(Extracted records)
....
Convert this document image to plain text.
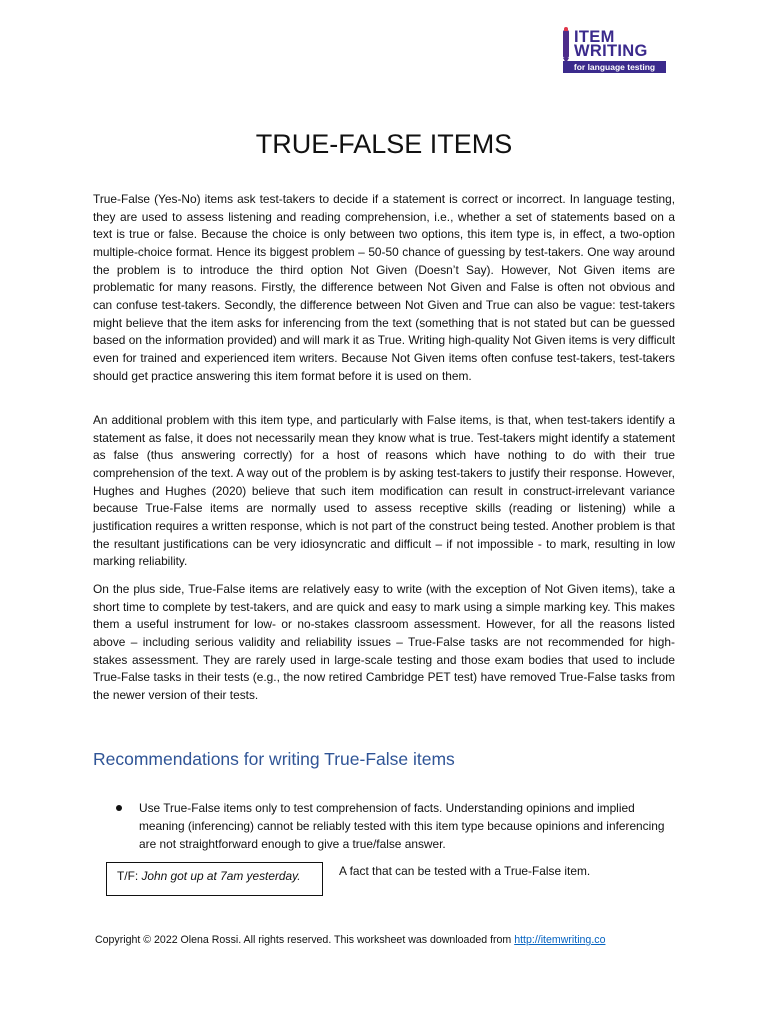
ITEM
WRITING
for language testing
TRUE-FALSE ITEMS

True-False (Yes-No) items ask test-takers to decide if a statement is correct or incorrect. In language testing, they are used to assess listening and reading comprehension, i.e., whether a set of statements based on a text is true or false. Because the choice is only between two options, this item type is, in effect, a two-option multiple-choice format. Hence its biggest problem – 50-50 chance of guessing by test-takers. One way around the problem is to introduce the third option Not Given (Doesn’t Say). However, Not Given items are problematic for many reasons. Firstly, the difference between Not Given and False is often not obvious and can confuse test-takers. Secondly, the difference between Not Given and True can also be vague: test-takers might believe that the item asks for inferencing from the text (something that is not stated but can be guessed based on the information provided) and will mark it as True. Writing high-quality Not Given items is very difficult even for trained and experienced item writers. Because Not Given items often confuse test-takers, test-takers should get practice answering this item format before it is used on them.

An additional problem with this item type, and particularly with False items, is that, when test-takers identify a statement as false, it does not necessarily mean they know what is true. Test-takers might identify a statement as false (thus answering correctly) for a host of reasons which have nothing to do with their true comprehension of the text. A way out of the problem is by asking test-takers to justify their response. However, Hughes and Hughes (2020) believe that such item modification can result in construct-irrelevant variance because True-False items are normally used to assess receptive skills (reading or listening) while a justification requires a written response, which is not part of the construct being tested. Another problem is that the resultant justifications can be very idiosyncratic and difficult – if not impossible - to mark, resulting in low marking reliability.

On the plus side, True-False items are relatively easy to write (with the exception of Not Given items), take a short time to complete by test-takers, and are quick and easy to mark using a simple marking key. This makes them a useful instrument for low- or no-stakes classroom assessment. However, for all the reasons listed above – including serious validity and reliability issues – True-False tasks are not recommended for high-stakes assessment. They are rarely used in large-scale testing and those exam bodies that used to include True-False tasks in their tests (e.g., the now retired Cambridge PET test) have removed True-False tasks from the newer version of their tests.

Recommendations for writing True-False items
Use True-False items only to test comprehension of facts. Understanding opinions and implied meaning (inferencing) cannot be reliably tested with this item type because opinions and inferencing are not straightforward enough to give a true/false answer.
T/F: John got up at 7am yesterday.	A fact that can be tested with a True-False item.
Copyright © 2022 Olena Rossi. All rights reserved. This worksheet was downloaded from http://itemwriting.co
....
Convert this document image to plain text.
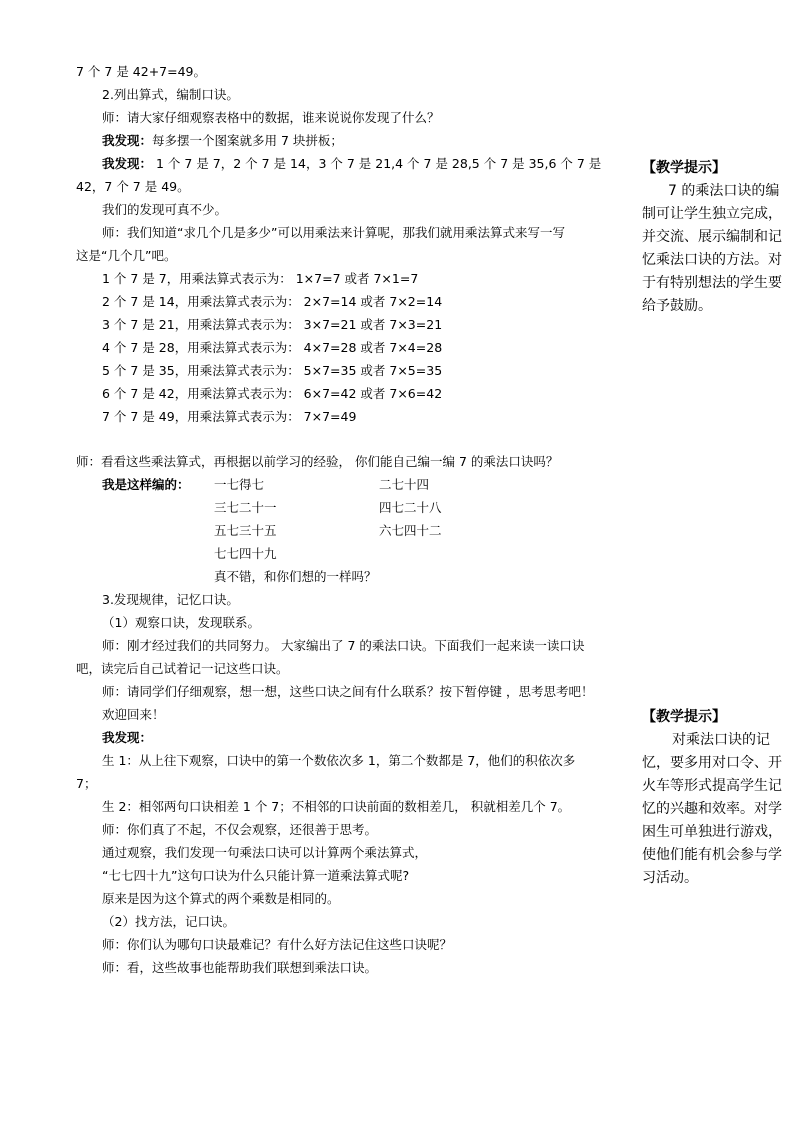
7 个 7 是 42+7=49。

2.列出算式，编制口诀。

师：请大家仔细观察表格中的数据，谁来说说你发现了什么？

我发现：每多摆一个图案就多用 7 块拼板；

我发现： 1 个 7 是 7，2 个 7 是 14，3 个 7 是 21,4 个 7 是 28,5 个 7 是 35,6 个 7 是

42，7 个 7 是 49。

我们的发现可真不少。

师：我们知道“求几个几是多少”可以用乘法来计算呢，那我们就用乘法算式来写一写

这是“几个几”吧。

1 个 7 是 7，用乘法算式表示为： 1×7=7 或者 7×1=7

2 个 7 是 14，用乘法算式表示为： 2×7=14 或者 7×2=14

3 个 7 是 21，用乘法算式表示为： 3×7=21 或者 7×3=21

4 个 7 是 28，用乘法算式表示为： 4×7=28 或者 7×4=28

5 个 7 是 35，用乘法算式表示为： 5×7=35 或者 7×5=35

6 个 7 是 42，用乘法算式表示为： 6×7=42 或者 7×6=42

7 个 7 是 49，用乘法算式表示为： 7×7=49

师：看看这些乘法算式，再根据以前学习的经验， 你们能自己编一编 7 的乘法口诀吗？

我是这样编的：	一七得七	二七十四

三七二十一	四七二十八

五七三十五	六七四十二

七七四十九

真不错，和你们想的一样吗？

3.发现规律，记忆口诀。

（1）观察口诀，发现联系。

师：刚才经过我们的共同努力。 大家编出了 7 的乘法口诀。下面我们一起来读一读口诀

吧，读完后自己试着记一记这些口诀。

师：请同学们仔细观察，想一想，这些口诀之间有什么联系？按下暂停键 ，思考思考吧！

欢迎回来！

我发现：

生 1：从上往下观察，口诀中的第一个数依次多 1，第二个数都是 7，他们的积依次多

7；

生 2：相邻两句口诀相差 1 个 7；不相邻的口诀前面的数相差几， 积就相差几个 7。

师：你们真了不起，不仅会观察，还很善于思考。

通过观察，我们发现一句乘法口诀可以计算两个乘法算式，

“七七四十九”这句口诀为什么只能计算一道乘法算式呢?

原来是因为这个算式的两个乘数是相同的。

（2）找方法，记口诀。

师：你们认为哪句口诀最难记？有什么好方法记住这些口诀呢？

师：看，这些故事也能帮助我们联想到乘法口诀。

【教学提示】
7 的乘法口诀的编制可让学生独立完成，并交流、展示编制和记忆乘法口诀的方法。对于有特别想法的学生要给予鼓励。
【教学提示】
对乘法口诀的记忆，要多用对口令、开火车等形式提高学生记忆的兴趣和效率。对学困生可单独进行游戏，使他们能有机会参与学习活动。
....
*Instruction*: Gather every line from the entries above where the word "用乘法算式表示为" appears, and copy them.

*Exercise answer*:
1 个 7 是 7，用乘法算式表示为： 1×7=7 或者 7×1=7
2 个 7 是 14，用乘法算式表示为： 2×7=14 或者 7×2=14
3 个 7 是 21，用乘法算式表示为： 3×7=21 或者 7×3=21
4 个 7 是 28，用乘法算式表示为： 4×7=28 或者 7×4=28
5 个 7 是 35，用乘法算式表示为： 5×7=35 或者 7×5=35
6 个 7 是 42，用乘法算式表示为： 6×7=42 或者 7×6=42
7 个 7 是 49，用乘法算式表示为： 7×7=49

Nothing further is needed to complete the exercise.